Stated exercise: Scan the material for the word "Proceedings", and copy each line where it shows up.

Given information:
****

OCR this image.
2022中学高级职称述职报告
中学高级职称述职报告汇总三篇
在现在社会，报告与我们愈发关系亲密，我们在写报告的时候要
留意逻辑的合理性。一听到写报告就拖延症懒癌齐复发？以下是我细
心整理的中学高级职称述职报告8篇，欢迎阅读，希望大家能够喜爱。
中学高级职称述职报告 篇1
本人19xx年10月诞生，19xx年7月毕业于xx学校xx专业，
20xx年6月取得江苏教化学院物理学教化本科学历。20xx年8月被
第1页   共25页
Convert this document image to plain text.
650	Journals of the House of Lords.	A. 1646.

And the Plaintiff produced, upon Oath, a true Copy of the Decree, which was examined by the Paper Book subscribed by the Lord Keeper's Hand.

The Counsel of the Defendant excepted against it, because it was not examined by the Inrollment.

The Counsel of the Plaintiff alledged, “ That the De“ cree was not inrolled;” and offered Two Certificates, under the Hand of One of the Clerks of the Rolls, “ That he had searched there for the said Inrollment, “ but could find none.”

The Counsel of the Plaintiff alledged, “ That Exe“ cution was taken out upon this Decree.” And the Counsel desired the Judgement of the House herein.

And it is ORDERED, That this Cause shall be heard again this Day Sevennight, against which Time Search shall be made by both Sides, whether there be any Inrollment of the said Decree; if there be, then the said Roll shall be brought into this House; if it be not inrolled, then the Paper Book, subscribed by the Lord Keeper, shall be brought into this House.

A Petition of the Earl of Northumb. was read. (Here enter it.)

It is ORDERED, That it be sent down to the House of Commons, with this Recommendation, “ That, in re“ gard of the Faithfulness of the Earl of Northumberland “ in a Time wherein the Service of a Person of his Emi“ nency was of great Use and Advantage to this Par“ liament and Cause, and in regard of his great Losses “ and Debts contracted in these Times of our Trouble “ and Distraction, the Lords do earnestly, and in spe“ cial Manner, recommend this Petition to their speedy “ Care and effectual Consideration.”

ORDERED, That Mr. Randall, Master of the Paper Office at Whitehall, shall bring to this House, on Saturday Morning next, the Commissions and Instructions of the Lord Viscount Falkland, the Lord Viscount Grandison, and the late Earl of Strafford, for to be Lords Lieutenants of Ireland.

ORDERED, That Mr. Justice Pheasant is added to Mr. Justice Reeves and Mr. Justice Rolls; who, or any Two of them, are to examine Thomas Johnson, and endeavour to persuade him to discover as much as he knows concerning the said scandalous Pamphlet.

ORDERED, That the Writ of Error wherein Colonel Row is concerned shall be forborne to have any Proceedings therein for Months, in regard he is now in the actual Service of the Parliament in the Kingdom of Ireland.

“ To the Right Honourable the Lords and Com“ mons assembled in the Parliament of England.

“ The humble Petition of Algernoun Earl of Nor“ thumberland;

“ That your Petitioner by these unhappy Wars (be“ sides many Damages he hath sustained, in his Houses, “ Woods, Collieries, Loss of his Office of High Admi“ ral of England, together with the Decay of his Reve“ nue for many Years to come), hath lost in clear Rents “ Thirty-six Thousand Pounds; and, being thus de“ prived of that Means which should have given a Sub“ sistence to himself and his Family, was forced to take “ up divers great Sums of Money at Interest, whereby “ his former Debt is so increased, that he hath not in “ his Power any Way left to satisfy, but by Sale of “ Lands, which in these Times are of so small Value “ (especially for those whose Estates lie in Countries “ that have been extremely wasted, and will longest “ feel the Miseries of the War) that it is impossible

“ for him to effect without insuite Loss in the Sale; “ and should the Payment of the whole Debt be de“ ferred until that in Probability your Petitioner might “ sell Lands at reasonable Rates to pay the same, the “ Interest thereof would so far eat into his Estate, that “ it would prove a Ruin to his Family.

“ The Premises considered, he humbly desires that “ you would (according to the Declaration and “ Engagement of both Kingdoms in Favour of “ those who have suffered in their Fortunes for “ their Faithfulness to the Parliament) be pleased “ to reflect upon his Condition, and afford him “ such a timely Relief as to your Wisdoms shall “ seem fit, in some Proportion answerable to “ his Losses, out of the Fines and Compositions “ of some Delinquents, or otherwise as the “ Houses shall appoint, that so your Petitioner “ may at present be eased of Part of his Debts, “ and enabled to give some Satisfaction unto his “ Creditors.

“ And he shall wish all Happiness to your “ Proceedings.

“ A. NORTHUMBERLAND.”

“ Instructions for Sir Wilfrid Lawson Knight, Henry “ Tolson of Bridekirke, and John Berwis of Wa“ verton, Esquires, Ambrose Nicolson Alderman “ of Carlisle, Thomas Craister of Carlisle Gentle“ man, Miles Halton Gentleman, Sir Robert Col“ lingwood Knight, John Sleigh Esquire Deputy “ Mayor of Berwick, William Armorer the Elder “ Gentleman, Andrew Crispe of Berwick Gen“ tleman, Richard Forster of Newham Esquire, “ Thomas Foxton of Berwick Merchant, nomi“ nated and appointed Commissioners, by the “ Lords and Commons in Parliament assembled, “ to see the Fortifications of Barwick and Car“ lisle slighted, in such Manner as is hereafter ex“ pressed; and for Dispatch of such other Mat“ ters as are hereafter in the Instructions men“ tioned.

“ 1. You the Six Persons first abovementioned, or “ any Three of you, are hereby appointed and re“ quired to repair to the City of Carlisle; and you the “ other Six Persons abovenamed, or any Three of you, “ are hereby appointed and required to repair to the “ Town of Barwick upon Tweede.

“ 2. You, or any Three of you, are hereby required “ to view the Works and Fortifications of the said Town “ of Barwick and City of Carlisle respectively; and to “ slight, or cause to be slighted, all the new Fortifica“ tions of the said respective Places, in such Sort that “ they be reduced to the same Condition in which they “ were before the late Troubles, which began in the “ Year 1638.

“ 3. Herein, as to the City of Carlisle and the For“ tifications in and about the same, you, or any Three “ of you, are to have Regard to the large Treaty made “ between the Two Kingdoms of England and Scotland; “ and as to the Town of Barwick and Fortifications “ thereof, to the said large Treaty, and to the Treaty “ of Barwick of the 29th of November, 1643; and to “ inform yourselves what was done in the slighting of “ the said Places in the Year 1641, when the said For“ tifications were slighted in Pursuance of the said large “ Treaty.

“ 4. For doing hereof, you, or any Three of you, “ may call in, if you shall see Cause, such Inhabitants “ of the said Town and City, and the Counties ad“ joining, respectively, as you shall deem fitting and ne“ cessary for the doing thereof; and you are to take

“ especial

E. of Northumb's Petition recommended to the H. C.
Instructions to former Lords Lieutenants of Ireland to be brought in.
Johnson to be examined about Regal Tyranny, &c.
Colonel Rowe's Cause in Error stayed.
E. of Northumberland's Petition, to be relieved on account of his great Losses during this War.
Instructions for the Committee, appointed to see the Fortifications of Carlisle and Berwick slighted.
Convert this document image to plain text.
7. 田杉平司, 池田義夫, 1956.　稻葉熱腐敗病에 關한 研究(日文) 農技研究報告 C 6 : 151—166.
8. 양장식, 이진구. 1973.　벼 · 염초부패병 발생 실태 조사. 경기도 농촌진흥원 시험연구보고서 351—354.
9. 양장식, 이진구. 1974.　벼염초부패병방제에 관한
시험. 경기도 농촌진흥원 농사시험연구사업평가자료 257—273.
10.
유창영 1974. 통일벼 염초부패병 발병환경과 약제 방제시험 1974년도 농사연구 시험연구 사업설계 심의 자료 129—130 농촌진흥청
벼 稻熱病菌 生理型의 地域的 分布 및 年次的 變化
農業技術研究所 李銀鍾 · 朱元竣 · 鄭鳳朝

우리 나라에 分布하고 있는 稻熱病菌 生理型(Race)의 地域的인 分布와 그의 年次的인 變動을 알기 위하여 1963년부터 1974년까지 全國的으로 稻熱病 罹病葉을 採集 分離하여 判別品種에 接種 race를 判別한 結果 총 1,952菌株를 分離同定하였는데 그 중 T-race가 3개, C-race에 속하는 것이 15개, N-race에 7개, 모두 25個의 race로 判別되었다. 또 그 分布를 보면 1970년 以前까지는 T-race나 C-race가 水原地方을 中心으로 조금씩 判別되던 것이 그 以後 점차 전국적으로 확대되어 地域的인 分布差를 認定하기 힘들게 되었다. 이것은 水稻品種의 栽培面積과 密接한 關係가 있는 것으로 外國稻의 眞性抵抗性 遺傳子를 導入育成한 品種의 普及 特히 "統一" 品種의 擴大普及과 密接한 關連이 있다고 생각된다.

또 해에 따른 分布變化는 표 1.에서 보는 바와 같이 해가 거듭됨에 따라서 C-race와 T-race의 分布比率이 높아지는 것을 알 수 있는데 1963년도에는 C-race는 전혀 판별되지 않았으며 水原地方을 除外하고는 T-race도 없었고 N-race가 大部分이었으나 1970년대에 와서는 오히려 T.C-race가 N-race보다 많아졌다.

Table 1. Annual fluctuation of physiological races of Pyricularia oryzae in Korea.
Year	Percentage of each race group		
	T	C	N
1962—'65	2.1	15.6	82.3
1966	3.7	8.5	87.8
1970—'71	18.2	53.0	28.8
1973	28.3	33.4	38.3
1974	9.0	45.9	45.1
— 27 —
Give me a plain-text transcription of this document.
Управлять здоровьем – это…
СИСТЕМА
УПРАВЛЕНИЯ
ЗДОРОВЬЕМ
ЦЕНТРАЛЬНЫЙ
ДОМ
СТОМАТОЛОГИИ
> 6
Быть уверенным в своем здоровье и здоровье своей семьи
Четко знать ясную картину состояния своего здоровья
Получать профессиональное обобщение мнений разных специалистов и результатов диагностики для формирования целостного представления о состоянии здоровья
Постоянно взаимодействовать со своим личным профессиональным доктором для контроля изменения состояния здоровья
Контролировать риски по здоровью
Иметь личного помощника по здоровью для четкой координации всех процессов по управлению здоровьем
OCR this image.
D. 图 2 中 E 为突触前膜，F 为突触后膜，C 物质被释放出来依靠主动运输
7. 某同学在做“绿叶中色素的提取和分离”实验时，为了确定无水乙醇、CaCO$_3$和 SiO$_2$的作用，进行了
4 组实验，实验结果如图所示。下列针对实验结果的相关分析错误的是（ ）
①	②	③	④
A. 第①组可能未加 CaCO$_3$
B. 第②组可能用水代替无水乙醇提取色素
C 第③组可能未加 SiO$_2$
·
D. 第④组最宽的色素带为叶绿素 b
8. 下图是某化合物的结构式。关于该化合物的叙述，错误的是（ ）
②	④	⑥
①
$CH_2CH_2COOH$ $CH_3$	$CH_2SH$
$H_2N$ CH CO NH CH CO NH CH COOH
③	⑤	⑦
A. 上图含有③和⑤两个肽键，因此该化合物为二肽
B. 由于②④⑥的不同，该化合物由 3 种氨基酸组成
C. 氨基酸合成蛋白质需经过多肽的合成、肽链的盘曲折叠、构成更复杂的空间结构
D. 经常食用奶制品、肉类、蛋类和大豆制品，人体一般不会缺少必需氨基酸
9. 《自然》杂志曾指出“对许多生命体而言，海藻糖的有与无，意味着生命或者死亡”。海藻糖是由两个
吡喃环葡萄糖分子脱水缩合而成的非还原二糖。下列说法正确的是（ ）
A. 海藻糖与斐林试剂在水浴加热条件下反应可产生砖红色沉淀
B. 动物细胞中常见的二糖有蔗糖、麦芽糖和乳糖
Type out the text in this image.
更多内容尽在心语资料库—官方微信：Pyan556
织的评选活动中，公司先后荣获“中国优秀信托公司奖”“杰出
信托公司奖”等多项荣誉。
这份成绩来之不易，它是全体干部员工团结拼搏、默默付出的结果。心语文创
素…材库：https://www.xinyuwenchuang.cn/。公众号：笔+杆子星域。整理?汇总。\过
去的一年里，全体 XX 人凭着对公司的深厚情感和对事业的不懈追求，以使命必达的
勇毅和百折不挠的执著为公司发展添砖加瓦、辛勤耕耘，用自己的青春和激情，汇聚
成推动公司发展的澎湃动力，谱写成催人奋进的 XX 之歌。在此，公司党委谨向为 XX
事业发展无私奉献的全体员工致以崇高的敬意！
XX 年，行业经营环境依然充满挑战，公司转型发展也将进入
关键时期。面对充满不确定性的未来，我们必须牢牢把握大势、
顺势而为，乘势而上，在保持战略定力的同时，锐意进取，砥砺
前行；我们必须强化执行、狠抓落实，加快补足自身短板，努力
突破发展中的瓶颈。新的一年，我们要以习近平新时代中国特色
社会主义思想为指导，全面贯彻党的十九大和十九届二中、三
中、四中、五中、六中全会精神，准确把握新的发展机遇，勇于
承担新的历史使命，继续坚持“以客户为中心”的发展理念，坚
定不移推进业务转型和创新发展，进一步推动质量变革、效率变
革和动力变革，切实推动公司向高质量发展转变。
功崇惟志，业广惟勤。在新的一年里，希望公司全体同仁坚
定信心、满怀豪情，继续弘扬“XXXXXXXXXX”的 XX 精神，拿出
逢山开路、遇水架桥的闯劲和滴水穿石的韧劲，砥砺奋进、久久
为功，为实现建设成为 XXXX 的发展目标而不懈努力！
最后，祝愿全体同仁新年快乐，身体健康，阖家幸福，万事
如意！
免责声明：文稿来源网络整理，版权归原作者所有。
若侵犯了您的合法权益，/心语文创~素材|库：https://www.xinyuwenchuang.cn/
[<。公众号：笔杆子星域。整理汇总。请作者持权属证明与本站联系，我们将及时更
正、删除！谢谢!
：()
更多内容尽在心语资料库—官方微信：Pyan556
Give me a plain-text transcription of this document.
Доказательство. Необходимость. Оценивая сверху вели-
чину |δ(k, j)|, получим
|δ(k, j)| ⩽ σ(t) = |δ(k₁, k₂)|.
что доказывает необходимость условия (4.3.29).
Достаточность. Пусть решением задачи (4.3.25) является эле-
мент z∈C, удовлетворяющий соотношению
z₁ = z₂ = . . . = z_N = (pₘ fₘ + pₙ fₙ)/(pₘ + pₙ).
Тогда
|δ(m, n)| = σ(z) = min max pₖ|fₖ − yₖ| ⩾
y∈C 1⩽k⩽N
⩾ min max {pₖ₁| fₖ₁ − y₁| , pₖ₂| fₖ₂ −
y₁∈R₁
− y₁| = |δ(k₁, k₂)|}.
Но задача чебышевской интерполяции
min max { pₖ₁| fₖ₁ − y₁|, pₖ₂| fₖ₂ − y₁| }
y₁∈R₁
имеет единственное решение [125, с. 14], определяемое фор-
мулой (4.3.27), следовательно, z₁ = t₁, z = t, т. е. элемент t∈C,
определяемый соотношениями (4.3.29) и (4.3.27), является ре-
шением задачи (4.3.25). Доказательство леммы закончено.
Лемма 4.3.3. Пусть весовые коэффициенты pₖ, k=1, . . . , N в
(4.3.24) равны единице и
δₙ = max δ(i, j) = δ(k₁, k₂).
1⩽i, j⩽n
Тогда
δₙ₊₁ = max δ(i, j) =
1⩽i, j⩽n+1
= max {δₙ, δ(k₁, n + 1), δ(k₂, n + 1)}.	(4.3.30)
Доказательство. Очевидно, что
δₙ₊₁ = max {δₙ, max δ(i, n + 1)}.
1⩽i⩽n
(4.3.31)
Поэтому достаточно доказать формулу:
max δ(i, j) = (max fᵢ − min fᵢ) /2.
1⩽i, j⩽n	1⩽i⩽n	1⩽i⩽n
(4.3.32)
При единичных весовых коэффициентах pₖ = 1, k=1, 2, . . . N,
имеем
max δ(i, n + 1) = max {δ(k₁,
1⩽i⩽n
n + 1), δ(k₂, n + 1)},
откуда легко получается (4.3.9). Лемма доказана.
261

****

Solution to the problem:
ORDERED, That the Writ of Error wherein Colonel Row is concerned shall be forborne to have any Proceedings therein for Months, in regard he is now in the actual Service of the Parliament in the Kingdom of Ireland.
“ And he shall wish all Happiness to your “ Proceedings.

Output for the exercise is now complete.